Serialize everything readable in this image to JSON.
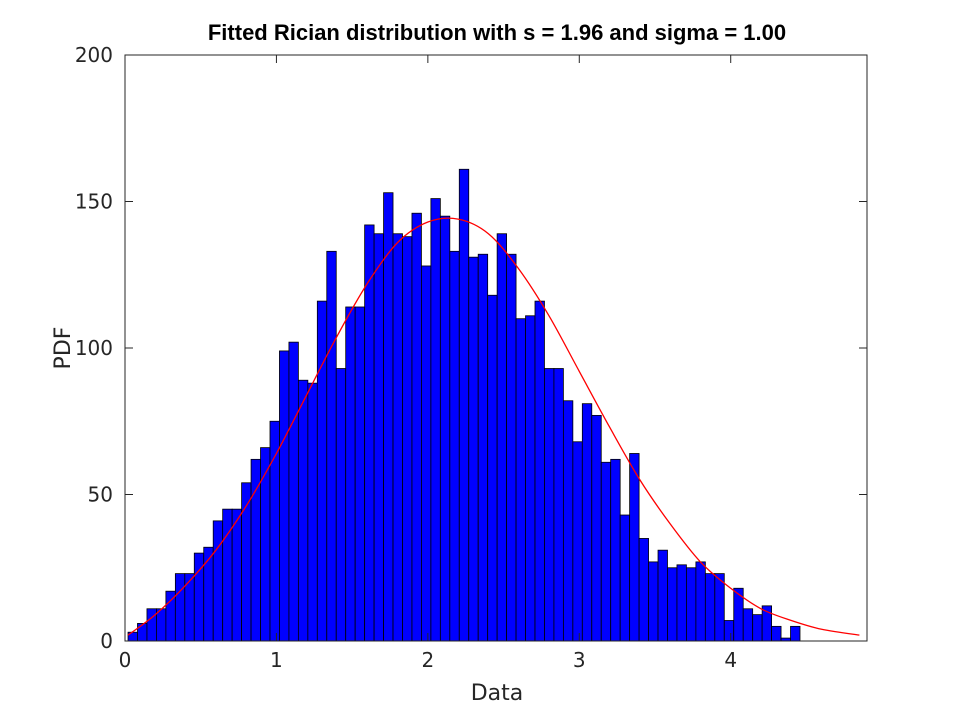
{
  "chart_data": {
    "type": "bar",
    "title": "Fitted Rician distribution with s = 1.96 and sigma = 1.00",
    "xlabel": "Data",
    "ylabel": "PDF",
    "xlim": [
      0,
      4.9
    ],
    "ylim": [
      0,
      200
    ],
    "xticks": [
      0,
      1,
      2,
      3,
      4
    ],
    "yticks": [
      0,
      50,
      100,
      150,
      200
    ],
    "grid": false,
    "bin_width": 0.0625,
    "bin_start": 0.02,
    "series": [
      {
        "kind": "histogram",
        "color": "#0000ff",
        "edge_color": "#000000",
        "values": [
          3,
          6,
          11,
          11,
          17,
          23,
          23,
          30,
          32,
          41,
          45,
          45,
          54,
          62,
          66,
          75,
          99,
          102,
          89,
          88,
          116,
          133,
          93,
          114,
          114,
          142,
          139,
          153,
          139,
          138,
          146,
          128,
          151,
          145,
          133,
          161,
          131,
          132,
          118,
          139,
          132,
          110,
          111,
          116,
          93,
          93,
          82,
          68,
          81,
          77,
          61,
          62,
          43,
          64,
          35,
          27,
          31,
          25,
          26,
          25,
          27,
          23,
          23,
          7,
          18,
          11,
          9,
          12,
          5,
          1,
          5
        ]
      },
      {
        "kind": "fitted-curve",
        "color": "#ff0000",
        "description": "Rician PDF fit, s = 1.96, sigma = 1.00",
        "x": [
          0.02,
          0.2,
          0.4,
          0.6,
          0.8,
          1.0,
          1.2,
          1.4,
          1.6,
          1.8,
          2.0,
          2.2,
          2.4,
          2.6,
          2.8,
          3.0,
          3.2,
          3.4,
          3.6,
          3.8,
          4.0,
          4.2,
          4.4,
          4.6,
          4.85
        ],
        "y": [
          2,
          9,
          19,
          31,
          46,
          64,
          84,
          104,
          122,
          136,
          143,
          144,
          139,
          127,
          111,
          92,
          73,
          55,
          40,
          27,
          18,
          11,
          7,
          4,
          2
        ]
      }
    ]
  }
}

--- --- ---

Given task: Return every line above that contains the word "Rician".

Output:
    "title": "Fitted Rician distribution with s = 1.96 and sigma = 1.00",
        "description": "Rician PDF fit, s = 1.96, sigma = 1.00",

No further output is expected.